◆ **Stored entries**:
----------

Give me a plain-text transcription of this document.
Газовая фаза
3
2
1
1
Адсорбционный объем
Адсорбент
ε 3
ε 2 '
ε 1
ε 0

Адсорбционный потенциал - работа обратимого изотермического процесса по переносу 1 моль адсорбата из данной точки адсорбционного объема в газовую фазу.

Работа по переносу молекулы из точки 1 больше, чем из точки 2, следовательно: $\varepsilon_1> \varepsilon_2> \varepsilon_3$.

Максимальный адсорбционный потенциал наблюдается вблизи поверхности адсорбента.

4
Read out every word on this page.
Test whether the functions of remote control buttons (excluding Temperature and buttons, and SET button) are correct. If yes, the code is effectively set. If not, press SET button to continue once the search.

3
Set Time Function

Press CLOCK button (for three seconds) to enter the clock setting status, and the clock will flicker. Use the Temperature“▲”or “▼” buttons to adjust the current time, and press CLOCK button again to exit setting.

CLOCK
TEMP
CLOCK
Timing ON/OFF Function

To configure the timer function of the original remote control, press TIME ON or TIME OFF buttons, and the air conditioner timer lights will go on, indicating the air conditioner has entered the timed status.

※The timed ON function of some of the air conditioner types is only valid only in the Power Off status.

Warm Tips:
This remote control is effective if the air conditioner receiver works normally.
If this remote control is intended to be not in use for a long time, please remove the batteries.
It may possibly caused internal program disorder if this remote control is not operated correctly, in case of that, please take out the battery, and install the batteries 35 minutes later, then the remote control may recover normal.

----------

◆ **Set task**: Transcribe every entry verbatim.

◆ **Right answer**:
Give me a plain-text transcription of this document.
Газовая фаза
3
2
1
1
Адсорбционный объем
Адсорбент
ε 3
ε 2 '
ε 1
ε 0

Адсорбционный потенциал - работа обратимого изотермического процесса по переносу 1 моль адсорбата из данной точки адсорбционного объема в газовую фазу.

Работа по переносу молекулы из точки 1 больше, чем из точки 2, следовательно: $\varepsilon_1> \varepsilon_2> \varepsilon_3$.

Максимальный адсорбционный потенциал наблюдается вблизи поверхности адсорбента.

4
Read out every word on this page.
Test whether the functions of remote control buttons (excluding Temperature and buttons, and SET button) are correct. If yes, the code is effectively set. If not, press SET button to continue once the search.

3
Set Time Function

Press CLOCK button (for three seconds) to enter the clock setting status, and the clock will flicker. Use the Temperature“▲”or “▼” buttons to adjust the current time, and press CLOCK button again to exit setting.

CLOCK
TEMP
CLOCK
Timing ON/OFF Function

To configure the timer function of the original remote control, press TIME ON or TIME OFF buttons, and the air conditioner timer lights will go on, indicating the air conditioner has entered the timed status.

※The timed ON function of some of the air conditioner types is only valid only in the Power Off status.

Warm Tips:
This remote control is effective if the air conditioner receiver works normally.
If this remote control is intended to be not in use for a long time, please remove the batteries.
It may possibly caused internal program disorder if this remote control is not operated correctly, in case of that, please take out the battery, and install the batteries 35 minutes later, then the remote control may recover normal.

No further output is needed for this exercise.